(Extracted data entries)
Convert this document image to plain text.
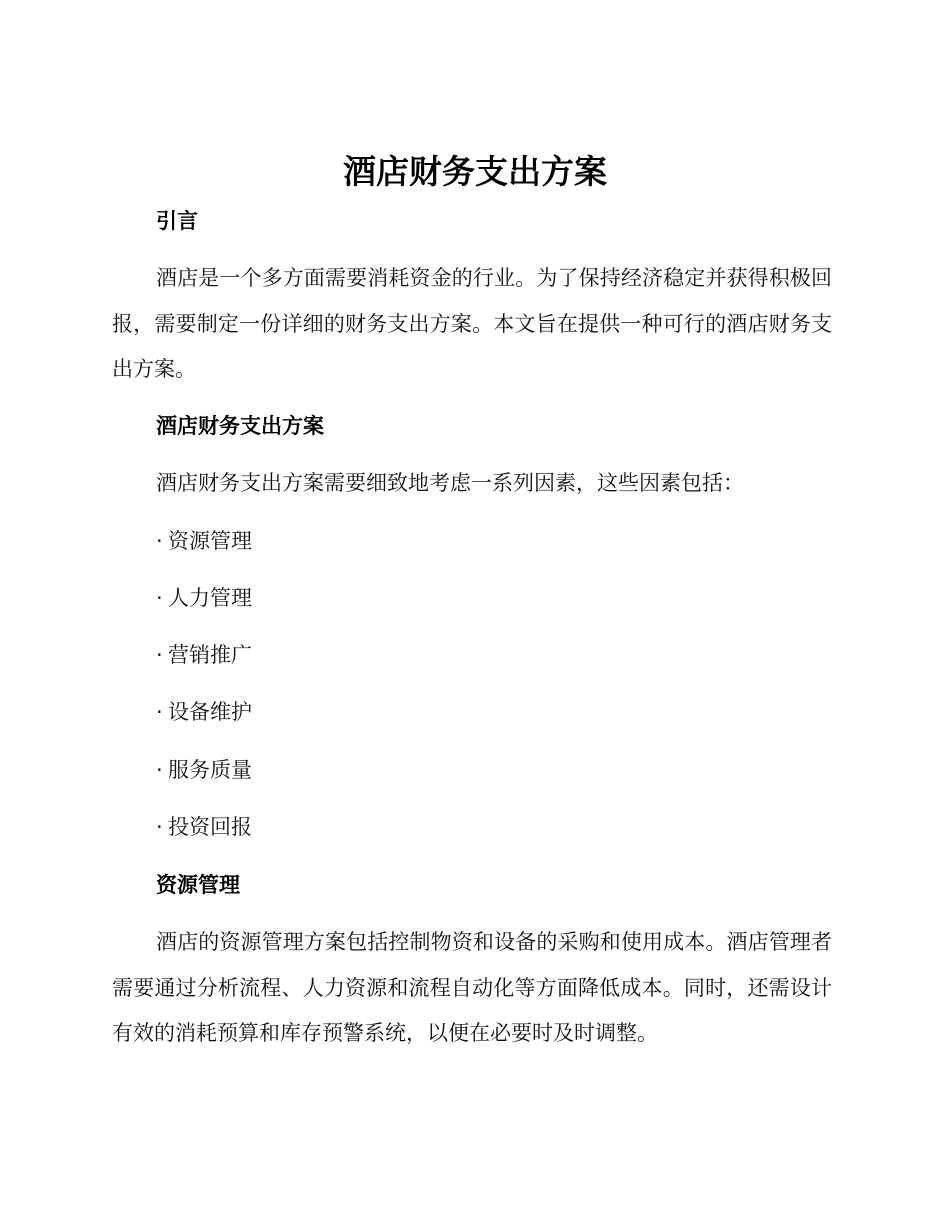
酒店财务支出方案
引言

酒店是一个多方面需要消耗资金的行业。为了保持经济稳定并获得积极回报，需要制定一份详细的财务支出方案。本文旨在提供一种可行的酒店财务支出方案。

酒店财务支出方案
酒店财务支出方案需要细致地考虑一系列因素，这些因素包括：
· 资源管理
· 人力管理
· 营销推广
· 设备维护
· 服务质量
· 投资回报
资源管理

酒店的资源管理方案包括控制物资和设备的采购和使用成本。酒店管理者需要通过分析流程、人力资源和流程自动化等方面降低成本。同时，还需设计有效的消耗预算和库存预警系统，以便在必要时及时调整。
--
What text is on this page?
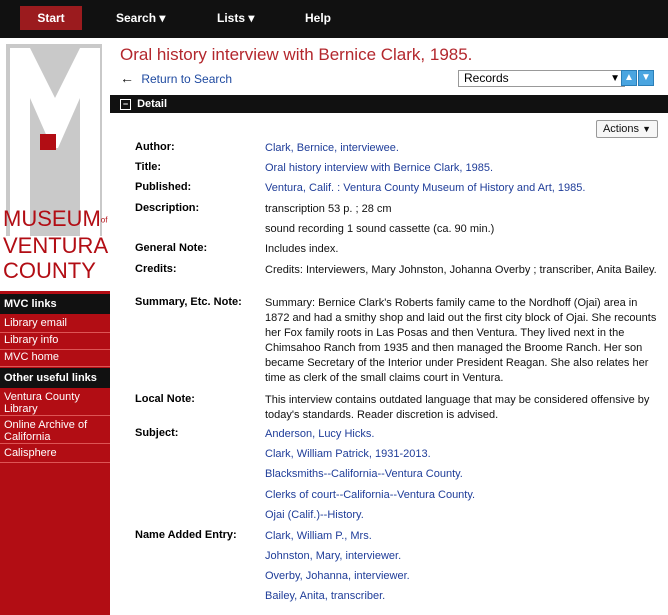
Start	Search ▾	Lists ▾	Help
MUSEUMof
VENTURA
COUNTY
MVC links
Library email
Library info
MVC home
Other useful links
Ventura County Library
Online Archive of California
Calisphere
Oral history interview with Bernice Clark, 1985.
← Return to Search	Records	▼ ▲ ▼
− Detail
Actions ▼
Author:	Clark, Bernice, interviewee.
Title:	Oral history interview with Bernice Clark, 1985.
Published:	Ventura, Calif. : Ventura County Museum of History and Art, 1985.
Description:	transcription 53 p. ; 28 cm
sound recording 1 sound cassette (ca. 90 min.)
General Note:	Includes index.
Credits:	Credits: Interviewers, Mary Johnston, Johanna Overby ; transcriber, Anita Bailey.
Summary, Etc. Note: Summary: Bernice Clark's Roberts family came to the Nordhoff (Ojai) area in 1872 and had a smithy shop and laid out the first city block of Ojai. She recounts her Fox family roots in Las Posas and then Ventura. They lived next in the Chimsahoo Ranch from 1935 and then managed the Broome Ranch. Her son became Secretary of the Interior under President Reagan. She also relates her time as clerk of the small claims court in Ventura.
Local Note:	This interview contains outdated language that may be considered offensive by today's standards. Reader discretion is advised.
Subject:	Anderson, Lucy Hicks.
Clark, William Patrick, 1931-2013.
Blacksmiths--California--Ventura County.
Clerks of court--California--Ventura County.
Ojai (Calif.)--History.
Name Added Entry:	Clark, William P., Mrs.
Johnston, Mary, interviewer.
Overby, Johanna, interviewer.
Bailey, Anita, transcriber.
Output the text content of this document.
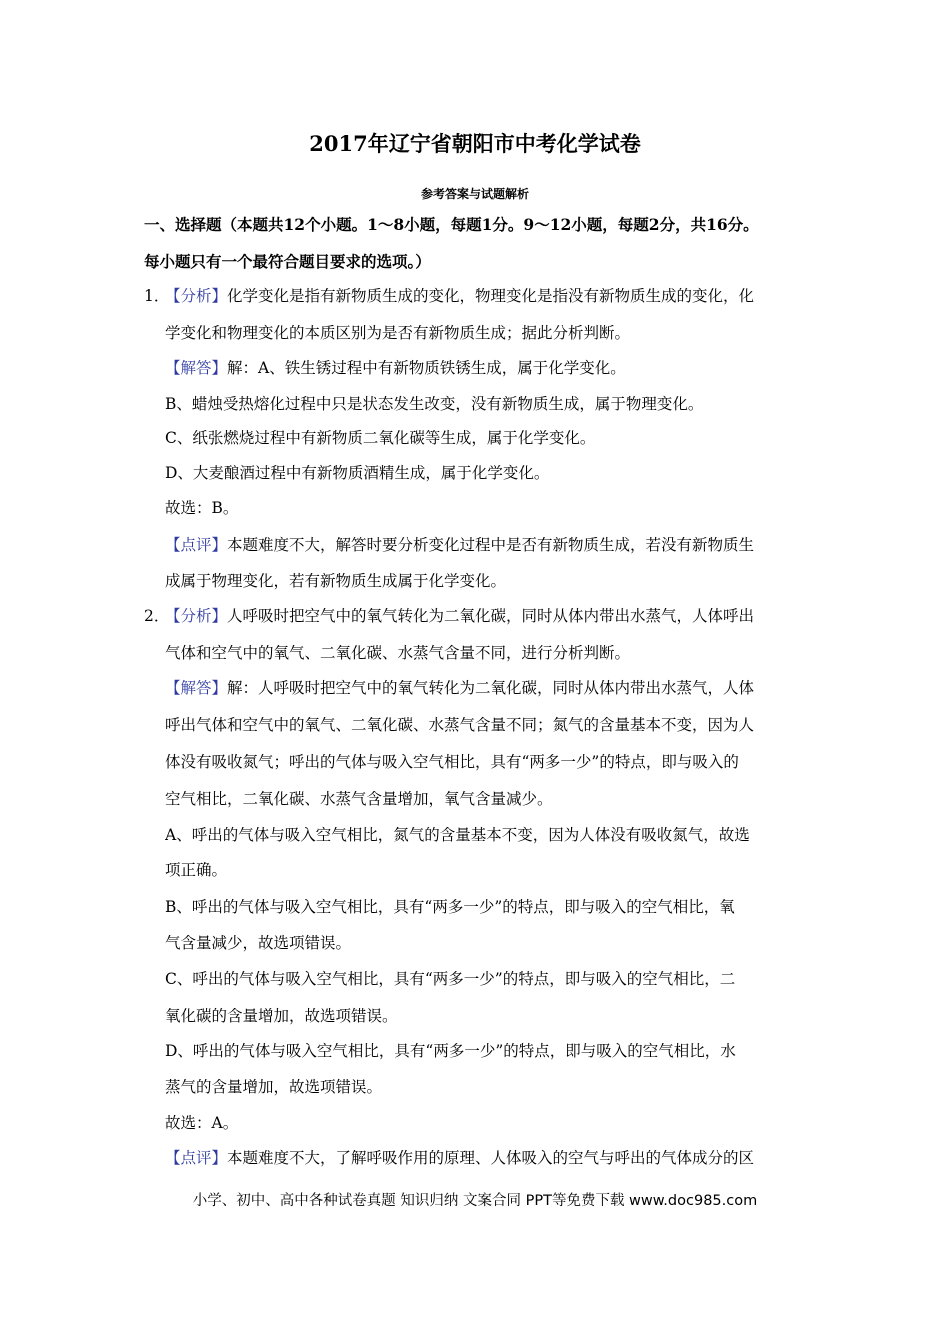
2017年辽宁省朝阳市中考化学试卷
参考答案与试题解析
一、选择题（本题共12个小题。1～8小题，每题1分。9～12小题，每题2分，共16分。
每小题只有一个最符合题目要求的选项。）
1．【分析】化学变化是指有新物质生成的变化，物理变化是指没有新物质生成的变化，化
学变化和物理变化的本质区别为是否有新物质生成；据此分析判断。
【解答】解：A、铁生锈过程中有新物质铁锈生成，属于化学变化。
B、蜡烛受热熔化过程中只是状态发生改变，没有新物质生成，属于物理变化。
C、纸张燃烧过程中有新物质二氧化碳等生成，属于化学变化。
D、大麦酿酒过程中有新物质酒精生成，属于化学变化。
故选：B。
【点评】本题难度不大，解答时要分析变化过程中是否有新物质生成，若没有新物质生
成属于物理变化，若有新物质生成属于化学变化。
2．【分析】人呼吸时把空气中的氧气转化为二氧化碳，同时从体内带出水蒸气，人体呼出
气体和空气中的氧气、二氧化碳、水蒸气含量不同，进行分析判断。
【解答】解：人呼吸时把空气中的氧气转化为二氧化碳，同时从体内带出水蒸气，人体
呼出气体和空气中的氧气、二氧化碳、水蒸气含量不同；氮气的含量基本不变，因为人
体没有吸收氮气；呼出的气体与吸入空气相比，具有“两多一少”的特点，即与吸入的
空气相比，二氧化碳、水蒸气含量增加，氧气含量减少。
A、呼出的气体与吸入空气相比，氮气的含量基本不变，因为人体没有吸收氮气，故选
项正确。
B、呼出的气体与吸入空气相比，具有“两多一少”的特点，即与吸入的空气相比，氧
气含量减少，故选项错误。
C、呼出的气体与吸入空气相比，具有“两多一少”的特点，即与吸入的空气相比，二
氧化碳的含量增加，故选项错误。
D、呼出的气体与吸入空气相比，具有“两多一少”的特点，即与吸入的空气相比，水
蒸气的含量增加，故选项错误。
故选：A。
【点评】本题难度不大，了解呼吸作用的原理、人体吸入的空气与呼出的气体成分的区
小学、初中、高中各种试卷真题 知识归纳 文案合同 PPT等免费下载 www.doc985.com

§ **Do this**
The lines to collect are those holding the string "Anita"; copy them all.

§ **Answer to the problem**
Credits:	Credits: Interviewers, Mary Johnston, Johanna Overby ; transcriber, Anita Bailey.
Bailey, Anita, transcriber.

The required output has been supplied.